### Objective
From the material below, list every line containing "거치기간".

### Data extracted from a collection
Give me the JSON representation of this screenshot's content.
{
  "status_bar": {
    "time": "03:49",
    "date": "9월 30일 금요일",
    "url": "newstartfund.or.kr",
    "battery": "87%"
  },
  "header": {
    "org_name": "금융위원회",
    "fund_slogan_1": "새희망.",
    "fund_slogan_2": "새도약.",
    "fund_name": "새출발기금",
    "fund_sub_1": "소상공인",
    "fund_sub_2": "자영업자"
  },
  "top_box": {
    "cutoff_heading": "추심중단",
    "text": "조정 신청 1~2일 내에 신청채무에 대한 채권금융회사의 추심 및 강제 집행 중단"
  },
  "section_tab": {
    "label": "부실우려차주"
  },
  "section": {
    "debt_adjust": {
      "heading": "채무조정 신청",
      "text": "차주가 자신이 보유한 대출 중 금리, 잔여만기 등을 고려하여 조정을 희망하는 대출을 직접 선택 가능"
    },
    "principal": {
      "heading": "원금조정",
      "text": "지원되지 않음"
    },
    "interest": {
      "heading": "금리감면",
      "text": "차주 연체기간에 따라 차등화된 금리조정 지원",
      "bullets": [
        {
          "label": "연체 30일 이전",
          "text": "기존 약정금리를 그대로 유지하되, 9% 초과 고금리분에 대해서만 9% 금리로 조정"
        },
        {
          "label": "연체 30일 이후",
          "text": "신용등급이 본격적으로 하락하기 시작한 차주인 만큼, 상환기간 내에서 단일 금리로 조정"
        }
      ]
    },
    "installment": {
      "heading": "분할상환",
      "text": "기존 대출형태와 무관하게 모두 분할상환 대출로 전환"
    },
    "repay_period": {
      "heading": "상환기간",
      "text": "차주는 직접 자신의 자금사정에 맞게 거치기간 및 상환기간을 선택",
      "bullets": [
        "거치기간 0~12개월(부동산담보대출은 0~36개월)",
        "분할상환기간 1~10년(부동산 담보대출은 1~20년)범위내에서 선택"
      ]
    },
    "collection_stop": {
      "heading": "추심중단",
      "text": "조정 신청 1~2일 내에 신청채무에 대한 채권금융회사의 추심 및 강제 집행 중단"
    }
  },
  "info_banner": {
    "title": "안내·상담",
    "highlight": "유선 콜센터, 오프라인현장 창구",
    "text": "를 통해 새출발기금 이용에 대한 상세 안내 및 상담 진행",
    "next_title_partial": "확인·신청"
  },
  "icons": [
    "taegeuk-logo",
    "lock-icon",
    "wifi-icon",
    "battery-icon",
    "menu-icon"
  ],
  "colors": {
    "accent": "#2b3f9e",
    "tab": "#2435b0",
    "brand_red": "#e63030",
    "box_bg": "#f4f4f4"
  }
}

### Solution to the problem
      "text": "차주는 직접 자신의 자금사정에 맞게 거치기간 및 상환기간을 선택",
        "거치기간 0~12개월(부동산담보대출은 0~36개월)",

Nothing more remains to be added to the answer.